#### 課題 1
本文によると、東芝は半導体事業にいくらの投資を行うとしていますか。
#### 課題 2
本文の「しかし東芝はフラッシュメモリ」から始まって「にはまだ時間がかかりそうだ。」までの部分を、「サムスン」を「韓国メーカー」に置き換えて書き直してください。

#### ページ本文
==*==
歴史的には1995年に10nmのレジストパターンを熱転写してからロードマップでも次世代リソグラフイ技術として取り上げられるほどになった。東芝は1990年代後半から光ナノインプリント技術の研究開発を進め、20nm以下のレジストパターンをエッジラフネス2nmが可能な技術を擁している。東芝は経営難に陥って一部売却を行う中で、将来の柱を半導体事業と原子力事業(ウエスチングハウス社と自社の原子炉部門)に絞り込み、前者についてはメデイカル部門の売却益を中心に7-8千億円の投資を行うとしている。
しかし東芝はフラッシュメモリの製造にインプリントに手をだすなら失敗するいう意見もある。インプリント開発者には半導体露光についての知識蓄積がなく、半導体製造者のはインプリントの知識がないため、認識のずれが大きいからである。例えばアスペクトを稼ぐのであればレジストを多層に塗り、露光-エッジング-露光-エッチングで深くするのが現実的。ナノインプリント技術もEUV露光も20nm以下のスケールは困難さが比較にならない。研究開発と装置維持でコストが高騰するのは必至とすればリスクも決して低くはない。
東芝の3Dメモリ
2016年はムーアの法則がついに破綻し(インテルも認め)、高密度化の方向はメモリについては3D化が現実的となった。すでに3Dメモリはサムスンから市販されている。東芝はNAND型フラッシュメモリ市場(注2)で世界のトップに食い込んでいるが、スマホ市場が減速しているがフラッシュメモリ市場の将来性からナノインプリント技術を駆使した3Dメモリに絞り込み、リスクの少ない半導体製造でV字回復を狙う。高出力レーザーも加速器利用も(装置運用で見た)エネルギー効率が悪く半導体工場向きではない。
(注2)フラッシュメモリはまだ、製品にバラツキが大きく、極端に安いメーカーのものは信頼性が無い。そのため多少高くても実績のあるサンディスクや東芝を選ぶことになる。ニコンでも、動作確認はサンディスクやレキサーなどに限られる。プロカメラマンは大容量メモリにトラブルがあると、全データが読み出せないため、比較的安定して供給されている16~32GBぐらいを使うという。中国メーカーが品質の良い(競争力のある)フラッシュメモリを市場に供給するにはまだ時間がかかりそうだ。
==*==
#### データ行

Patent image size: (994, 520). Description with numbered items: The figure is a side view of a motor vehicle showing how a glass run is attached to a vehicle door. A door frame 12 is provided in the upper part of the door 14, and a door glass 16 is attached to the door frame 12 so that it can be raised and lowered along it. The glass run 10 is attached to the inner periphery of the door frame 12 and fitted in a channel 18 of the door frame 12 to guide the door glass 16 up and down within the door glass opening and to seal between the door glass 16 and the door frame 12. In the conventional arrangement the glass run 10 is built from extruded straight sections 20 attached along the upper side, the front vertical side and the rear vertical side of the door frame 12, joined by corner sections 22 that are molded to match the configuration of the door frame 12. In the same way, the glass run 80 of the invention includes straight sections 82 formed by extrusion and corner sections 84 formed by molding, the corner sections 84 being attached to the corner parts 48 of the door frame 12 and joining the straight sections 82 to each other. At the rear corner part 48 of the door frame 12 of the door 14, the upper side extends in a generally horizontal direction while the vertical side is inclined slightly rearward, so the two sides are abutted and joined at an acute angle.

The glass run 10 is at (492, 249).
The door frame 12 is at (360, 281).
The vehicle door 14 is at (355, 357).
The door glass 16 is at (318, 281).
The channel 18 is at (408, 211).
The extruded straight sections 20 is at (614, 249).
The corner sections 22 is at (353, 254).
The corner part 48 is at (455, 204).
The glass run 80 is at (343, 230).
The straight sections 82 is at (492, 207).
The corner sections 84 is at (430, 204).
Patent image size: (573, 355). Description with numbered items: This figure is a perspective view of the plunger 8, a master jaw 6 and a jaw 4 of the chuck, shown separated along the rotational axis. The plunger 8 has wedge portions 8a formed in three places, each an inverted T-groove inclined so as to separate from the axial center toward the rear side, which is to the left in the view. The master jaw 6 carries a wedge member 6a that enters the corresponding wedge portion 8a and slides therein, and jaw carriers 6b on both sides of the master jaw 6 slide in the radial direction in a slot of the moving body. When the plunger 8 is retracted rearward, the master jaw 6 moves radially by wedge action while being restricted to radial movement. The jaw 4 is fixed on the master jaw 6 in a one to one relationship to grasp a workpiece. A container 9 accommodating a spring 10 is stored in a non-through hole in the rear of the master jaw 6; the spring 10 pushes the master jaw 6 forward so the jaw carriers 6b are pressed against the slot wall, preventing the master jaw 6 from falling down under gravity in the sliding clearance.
==*==
#### 回答 1
7-8千億円です。

#### 回答 2
しかし東芝はフラッシュメモリの製造にインプリントに手をだすなら失敗するいう意見もある。インプリント開発者には半導体露光についての知識蓄積がなく、半導体製造者のはインプリントの知識がないため、認識のずれが大きいからである。例えばアスペクトを稼ぐのであればレジストを多層に塗り、露光-エッジング-露光-エッチングで深くするのが現実的。ナノインプリント技術もEUV露光も20nm以下のスケールは困難さが比較にならない。研究開発と装置維持でコストが高騰するのは必至とすればリスクも決して低くはない。
東芝の3Dメモリ
2016年はムーアの法則がついに破綻し(インテルも認め)、高密度化の方向はメモリについては3D化が現実的となった。すでに3Dメモリは韓国メーカーから市販されている。東芝はNAND型フラッシュメモリ市場(注2)で世界のトップに食い込んでいるが、スマホ市場が減速しているがフラッシュメモリ市場の将来性からナノインプリント技術を駆使した3Dメモリに絞り込み、リスクの少ない半導体製造でV字回復を狙う。高出力レーザーも加速器利用も(装置運用で見た)エネルギー効率が悪く半導体工場向きではない。
(注2)フラッシュメモリはまだ、製品にバラツキが大きく、極端に安いメーカーのものは信頼性が無い。そのため多少高くても実績のあるサンディスクや東芝を選ぶことになる。ニコンでも、動作確認はサンディスクやレキサーなどに限られる。プロカメラマンは大容量メモリにトラブルがあると、全データが読み出せないため、比較的安定して供給されている16~32GBぐらいを使うという。中国メーカーが品質の良い(競争力のある)フラッシュメモリを市場に供給するにはまだ時間がかかりそうだ。